───── Exercise materials
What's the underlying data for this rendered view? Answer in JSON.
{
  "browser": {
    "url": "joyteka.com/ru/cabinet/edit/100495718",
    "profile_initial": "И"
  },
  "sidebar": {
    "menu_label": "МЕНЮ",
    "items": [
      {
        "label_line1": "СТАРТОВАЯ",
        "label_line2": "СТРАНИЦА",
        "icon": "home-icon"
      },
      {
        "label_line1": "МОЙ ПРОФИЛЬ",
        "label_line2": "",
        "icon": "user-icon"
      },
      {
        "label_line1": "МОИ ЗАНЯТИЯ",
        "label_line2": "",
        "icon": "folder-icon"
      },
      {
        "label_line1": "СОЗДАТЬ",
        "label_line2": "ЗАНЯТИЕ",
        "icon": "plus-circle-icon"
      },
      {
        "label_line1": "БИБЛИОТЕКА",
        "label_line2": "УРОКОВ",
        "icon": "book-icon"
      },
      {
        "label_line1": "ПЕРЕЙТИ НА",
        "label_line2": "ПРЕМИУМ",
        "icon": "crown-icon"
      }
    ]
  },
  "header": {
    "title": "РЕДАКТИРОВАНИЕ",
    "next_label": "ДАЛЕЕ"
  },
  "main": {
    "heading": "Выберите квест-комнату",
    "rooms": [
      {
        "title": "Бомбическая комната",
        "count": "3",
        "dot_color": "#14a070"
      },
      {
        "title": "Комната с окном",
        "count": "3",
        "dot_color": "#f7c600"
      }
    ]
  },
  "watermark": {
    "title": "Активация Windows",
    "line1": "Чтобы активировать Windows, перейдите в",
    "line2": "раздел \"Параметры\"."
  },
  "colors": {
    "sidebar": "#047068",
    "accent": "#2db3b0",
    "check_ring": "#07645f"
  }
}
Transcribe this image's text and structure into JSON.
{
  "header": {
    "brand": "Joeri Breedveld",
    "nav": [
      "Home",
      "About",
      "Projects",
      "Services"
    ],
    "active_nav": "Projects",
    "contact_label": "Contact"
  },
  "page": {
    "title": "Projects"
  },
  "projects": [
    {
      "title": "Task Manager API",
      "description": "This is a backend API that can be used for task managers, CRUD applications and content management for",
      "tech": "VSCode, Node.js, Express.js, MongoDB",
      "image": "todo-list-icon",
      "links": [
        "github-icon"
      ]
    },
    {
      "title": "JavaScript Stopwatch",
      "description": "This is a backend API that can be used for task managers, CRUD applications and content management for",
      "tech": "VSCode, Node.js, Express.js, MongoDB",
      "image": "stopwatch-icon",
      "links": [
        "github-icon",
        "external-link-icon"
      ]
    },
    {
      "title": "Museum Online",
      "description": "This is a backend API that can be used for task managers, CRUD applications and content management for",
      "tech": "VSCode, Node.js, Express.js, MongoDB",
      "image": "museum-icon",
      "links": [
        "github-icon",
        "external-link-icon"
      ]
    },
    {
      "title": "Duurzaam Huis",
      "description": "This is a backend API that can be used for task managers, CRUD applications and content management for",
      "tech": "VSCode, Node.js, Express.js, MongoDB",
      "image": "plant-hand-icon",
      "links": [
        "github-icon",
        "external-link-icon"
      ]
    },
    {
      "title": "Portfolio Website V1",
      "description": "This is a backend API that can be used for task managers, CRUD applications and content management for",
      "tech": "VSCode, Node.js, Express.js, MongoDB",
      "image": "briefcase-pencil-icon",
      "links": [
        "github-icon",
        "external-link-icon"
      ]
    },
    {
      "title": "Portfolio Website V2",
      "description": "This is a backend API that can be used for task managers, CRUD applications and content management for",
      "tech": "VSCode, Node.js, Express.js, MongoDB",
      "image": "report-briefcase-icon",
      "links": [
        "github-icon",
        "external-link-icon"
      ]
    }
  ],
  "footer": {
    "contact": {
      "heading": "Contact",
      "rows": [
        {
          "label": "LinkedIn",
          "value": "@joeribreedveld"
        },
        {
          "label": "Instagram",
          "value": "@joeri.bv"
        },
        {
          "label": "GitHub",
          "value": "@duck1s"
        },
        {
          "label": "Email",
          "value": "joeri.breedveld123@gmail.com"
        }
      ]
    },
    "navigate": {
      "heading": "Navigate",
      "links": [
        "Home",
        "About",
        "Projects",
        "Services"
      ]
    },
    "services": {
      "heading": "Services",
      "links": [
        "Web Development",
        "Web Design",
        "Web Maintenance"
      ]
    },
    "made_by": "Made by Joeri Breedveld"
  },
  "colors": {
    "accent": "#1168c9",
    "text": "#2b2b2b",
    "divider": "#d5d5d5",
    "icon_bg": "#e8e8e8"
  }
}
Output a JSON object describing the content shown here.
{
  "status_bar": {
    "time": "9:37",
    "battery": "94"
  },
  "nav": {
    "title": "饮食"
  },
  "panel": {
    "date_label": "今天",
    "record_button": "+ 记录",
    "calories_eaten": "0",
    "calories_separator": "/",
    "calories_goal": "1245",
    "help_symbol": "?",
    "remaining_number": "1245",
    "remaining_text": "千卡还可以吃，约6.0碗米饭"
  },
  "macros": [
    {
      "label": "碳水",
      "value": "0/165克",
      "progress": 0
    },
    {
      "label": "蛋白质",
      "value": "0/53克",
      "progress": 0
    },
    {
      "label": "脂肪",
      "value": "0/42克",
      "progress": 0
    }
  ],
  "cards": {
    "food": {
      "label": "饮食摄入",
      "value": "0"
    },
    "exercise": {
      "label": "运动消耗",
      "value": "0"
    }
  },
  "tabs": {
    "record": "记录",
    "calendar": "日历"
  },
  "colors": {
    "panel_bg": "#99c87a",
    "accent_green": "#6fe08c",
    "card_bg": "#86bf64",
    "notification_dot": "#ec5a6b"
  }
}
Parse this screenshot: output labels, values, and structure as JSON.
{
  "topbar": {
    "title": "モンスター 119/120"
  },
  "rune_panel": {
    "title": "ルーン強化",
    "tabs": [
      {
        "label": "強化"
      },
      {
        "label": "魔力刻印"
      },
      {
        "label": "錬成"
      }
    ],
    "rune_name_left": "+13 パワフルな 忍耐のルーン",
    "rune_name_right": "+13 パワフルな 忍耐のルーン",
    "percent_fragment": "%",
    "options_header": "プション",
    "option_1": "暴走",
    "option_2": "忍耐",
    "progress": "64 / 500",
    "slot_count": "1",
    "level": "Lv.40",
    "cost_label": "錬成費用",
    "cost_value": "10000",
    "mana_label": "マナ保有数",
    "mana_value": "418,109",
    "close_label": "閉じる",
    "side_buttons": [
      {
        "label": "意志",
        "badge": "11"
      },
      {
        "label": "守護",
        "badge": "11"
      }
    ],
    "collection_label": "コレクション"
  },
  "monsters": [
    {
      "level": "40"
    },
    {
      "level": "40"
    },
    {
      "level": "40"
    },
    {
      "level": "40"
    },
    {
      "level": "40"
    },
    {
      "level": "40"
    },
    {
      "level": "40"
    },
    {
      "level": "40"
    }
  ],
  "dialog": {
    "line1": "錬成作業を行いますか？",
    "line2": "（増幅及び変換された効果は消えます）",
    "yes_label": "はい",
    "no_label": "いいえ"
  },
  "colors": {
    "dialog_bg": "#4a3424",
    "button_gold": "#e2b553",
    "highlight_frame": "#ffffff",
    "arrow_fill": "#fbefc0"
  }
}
──────────
• _Brief_: Reproduce each entry exactly, leaving out nothing.

• _Answer to the task_:
What's the underlying data for this rendered view? Answer in JSON.
{
  "browser": {
    "url": "joyteka.com/ru/cabinet/edit/100495718",
    "profile_initial": "И"
  },
  "sidebar": {
    "menu_label": "МЕНЮ",
    "items": [
      {
        "label_line1": "СТАРТОВАЯ",
        "label_line2": "СТРАНИЦА",
        "icon": "home-icon"
      },
      {
        "label_line1": "МОЙ ПРОФИЛЬ",
        "label_line2": "",
        "icon": "user-icon"
      },
      {
        "label_line1": "МОИ ЗАНЯТИЯ",
        "label_line2": "",
        "icon": "folder-icon"
      },
      {
        "label_line1": "СОЗДАТЬ",
        "label_line2": "ЗАНЯТИЕ",
        "icon": "plus-circle-icon"
      },
      {
        "label_line1": "БИБЛИОТЕКА",
        "label_line2": "УРОКОВ",
        "icon": "book-icon"
      },
      {
        "label_line1": "ПЕРЕЙТИ НА",
        "label_line2": "ПРЕМИУМ",
        "icon": "crown-icon"
      }
    ]
  },
  "header": {
    "title": "РЕДАКТИРОВАНИЕ",
    "next_label": "ДАЛЕЕ"
  },
  "main": {
    "heading": "Выберите квест-комнату",
    "rooms": [
      {
        "title": "Бомбическая комната",
        "count": "3",
        "dot_color": "#14a070"
      },
      {
        "title": "Комната с окном",
        "count": "3",
        "dot_color": "#f7c600"
      }
    ]
  },
  "watermark": {
    "title": "Активация Windows",
    "line1": "Чтобы активировать Windows, перейдите в",
    "line2": "раздел \"Параметры\"."
  },
  "colors": {
    "sidebar": "#047068",
    "accent": "#2db3b0",
    "check_ring": "#07645f"
  }
}
Transcribe this image's text and structure into JSON.
{
  "header": {
    "brand": "Joeri Breedveld",
    "nav": [
      "Home",
      "About",
      "Projects",
      "Services"
    ],
    "active_nav": "Projects",
    "contact_label": "Contact"
  },
  "page": {
    "title": "Projects"
  },
  "projects": [
    {
      "title": "Task Manager API",
      "description": "This is a backend API that can be used for task managers, CRUD applications and content management for",
      "tech": "VSCode, Node.js, Express.js, MongoDB",
      "image": "todo-list-icon",
      "links": [
        "github-icon"
      ]
    },
    {
      "title": "JavaScript Stopwatch",
      "description": "This is a backend API that can be used for task managers, CRUD applications and content management for",
      "tech": "VSCode, Node.js, Express.js, MongoDB",
      "image": "stopwatch-icon",
      "links": [
        "github-icon",
        "external-link-icon"
      ]
    },
    {
      "title": "Museum Online",
      "description": "This is a backend API that can be used for task managers, CRUD applications and content management for",
      "tech": "VSCode, Node.js, Express.js, MongoDB",
      "image": "museum-icon",
      "links": [
        "github-icon",
        "external-link-icon"
      ]
    },
    {
      "title": "Duurzaam Huis",
      "description": "This is a backend API that can be used for task managers, CRUD applications and content management for",
      "tech": "VSCode, Node.js, Express.js, MongoDB",
      "image": "plant-hand-icon",
      "links": [
        "github-icon",
        "external-link-icon"
      ]
    },
    {
      "title": "Portfolio Website V1",
      "description": "This is a backend API that can be used for task managers, CRUD applications and content management for",
      "tech": "VSCode, Node.js, Express.js, MongoDB",
      "image": "briefcase-pencil-icon",
      "links": [
        "github-icon",
        "external-link-icon"
      ]
    },
    {
      "title": "Portfolio Website V2",
      "description": "This is a backend API that can be used for task managers, CRUD applications and content management for",
      "tech": "VSCode, Node.js, Express.js, MongoDB",
      "image": "report-briefcase-icon",
      "links": [
        "github-icon",
        "external-link-icon"
      ]
    }
  ],
  "footer": {
    "contact": {
      "heading": "Contact",
      "rows": [
        {
          "label": "LinkedIn",
          "value": "@joeribreedveld"
        },
        {
          "label": "Instagram",
          "value": "@joeri.bv"
        },
        {
          "label": "GitHub",
          "value": "@duck1s"
        },
        {
          "label": "Email",
          "value": "joeri.breedveld123@gmail.com"
        }
      ]
    },
    "navigate": {
      "heading": "Navigate",
      "links": [
        "Home",
        "About",
        "Projects",
        "Services"
      ]
    },
    "services": {
      "heading": "Services",
      "links": [
        "Web Development",
        "Web Design",
        "Web Maintenance"
      ]
    },
    "made_by": "Made by Joeri Breedveld"
  },
  "colors": {
    "accent": "#1168c9",
    "text": "#2b2b2b",
    "divider": "#d5d5d5",
    "icon_bg": "#e8e8e8"
  }
}
Output a JSON object describing the content shown here.
{
  "status_bar": {
    "time": "9:37",
    "battery": "94"
  },
  "nav": {
    "title": "饮食"
  },
  "panel": {
    "date_label": "今天",
    "record_button": "+ 记录",
    "calories_eaten": "0",
    "calories_separator": "/",
    "calories_goal": "1245",
    "help_symbol": "?",
    "remaining_number": "1245",
    "remaining_text": "千卡还可以吃，约6.0碗米饭"
  },
  "macros": [
    {
      "label": "碳水",
      "value": "0/165克",
      "progress": 0
    },
    {
      "label": "蛋白质",
      "value": "0/53克",
      "progress": 0
    },
    {
      "label": "脂肪",
      "value": "0/42克",
      "progress": 0
    }
  ],
  "cards": {
    "food": {
      "label": "饮食摄入",
      "value": "0"
    },
    "exercise": {
      "label": "运动消耗",
      "value": "0"
    }
  },
  "tabs": {
    "record": "记录",
    "calendar": "日历"
  },
  "colors": {
    "panel_bg": "#99c87a",
    "accent_green": "#6fe08c",
    "card_bg": "#86bf64",
    "notification_dot": "#ec5a6b"
  }
}
Parse this screenshot: output labels, values, and structure as JSON.
{
  "topbar": {
    "title": "モンスター 119/120"
  },
  "rune_panel": {
    "title": "ルーン強化",
    "tabs": [
      {
        "label": "強化"
      },
      {
        "label": "魔力刻印"
      },
      {
        "label": "錬成"
      }
    ],
    "rune_name_left": "+13 パワフルな 忍耐のルーン",
    "rune_name_right": "+13 パワフルな 忍耐のルーン",
    "percent_fragment": "%",
    "options_header": "プション",
    "option_1": "暴走",
    "option_2": "忍耐",
    "progress": "64 / 500",
    "slot_count": "1",
    "level": "Lv.40",
    "cost_label": "錬成費用",
    "cost_value": "10000",
    "mana_label": "マナ保有数",
    "mana_value": "418,109",
    "close_label": "閉じる",
    "side_buttons": [
      {
        "label": "意志",
        "badge": "11"
      },
      {
        "label": "守護",
        "badge": "11"
      }
    ],
    "collection_label": "コレクション"
  },
  "monsters": [
    {
      "level": "40"
    },
    {
      "level": "40"
    },
    {
      "level": "40"
    },
    {
      "level": "40"
    },
    {
      "level": "40"
    },
    {
      "level": "40"
    },
    {
      "level": "40"
    },
    {
      "level": "40"
    }
  ],
  "dialog": {
    "line1": "錬成作業を行いますか？",
    "line2": "（増幅及び変換された効果は消えます）",
    "yes_label": "はい",
    "no_label": "いいえ"
  },
  "colors": {
    "dialog_bg": "#4a3424",
    "button_gold": "#e2b553",
    "highlight_frame": "#ffffff",
    "arrow_fill": "#fbefc0"
  }
}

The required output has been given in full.